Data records
....

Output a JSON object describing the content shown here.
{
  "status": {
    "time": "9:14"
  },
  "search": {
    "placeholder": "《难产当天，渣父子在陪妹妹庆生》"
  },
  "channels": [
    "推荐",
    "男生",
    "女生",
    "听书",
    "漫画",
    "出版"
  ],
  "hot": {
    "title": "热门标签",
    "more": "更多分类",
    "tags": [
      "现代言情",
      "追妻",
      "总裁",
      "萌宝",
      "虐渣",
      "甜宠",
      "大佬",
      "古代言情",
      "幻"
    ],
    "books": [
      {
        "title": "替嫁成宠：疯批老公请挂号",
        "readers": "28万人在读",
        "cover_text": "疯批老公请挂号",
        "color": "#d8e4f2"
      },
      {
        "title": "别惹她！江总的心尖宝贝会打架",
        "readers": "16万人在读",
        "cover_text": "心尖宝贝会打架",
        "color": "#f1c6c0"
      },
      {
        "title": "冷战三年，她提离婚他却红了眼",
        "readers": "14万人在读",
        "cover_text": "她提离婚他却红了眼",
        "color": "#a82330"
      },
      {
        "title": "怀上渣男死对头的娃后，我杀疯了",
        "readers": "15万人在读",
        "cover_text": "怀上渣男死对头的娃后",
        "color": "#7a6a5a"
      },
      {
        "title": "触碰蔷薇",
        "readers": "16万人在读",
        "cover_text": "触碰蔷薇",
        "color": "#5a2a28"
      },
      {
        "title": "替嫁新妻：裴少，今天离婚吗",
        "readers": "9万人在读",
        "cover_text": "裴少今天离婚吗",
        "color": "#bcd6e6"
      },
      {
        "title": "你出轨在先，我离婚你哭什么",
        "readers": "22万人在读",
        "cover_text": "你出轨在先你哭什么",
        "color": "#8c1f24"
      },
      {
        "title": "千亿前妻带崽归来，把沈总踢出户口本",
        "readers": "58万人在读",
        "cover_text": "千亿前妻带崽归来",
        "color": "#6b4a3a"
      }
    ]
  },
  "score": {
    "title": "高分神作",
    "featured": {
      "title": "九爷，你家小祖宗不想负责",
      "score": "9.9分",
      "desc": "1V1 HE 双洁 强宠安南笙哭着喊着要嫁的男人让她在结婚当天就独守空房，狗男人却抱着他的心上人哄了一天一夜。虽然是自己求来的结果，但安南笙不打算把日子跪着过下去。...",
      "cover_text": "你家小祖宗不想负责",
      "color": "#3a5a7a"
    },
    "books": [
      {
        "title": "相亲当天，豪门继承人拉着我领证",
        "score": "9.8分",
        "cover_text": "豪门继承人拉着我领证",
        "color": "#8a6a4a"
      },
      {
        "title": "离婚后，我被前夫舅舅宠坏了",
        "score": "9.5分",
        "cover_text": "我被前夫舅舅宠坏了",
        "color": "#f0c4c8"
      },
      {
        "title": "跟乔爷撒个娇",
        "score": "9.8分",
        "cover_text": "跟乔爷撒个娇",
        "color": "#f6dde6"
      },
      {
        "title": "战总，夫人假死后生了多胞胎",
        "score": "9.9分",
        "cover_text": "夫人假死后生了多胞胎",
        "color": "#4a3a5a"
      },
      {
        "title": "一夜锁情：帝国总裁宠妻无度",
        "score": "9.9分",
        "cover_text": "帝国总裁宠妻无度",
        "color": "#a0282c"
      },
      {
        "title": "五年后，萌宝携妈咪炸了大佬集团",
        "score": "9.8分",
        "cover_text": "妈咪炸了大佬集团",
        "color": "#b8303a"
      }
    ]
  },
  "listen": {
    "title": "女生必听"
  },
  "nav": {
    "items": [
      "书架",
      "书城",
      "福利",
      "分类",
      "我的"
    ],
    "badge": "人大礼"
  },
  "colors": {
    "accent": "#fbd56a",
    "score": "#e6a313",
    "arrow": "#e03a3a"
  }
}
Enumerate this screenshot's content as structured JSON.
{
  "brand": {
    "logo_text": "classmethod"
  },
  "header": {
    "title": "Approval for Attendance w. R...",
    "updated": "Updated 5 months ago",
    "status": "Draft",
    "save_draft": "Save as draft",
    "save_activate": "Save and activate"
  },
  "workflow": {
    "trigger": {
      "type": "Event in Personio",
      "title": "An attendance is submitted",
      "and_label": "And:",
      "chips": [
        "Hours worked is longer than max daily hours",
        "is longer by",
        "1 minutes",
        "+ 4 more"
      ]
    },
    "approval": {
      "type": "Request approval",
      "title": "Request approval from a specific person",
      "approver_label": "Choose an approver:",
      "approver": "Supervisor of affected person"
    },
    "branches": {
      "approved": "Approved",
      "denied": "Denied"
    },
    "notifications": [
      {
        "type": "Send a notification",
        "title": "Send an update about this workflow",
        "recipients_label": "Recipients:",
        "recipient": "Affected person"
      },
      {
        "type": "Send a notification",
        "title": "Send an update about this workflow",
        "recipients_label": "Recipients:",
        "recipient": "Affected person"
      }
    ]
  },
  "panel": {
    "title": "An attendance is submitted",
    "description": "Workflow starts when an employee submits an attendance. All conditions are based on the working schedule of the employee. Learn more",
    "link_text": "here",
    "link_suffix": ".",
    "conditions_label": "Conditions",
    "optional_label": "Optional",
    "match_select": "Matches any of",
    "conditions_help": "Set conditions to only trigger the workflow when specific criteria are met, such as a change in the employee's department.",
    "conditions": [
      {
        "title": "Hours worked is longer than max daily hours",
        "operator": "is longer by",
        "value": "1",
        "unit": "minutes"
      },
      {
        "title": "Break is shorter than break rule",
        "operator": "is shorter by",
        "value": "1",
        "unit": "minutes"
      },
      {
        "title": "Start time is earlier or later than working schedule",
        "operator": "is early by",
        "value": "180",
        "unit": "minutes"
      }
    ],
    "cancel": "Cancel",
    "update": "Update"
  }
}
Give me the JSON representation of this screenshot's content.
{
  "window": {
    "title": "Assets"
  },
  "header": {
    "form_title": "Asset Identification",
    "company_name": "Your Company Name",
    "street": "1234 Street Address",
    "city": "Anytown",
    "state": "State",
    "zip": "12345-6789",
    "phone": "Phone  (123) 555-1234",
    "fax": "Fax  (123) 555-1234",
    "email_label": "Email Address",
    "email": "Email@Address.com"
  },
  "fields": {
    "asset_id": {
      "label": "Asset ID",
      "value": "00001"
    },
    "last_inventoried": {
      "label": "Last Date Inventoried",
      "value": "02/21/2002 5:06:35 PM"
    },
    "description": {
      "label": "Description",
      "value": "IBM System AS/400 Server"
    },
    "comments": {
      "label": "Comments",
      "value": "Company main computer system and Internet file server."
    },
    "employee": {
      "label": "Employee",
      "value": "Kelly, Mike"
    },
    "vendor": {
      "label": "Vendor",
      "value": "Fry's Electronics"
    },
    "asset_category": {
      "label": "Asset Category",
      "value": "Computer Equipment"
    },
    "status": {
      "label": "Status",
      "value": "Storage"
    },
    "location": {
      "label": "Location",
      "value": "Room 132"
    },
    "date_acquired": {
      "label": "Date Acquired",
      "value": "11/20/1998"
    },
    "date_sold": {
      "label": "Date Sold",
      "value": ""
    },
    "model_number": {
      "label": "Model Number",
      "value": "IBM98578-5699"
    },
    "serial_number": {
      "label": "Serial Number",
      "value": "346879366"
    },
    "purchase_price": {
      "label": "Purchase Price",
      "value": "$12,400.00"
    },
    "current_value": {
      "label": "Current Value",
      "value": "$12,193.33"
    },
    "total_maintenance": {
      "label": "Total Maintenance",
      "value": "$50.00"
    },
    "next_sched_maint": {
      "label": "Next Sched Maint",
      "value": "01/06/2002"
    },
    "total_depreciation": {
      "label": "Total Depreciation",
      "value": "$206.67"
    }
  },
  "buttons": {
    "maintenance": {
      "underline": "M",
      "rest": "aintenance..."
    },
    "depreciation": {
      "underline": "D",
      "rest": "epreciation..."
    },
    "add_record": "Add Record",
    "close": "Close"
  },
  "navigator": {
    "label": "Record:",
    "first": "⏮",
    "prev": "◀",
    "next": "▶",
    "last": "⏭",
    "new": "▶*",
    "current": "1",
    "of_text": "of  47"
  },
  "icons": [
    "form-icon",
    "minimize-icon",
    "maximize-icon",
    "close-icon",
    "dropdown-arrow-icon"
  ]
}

....

▸ **What the exercise asks**
Copy every line above in which the string "JSON" shows up.

▸ **Solution for this problem**
Output a JSON object describing the content shown here.
Enumerate this screenshot's content as structured JSON.
Give me the JSON representation of this screenshot's content.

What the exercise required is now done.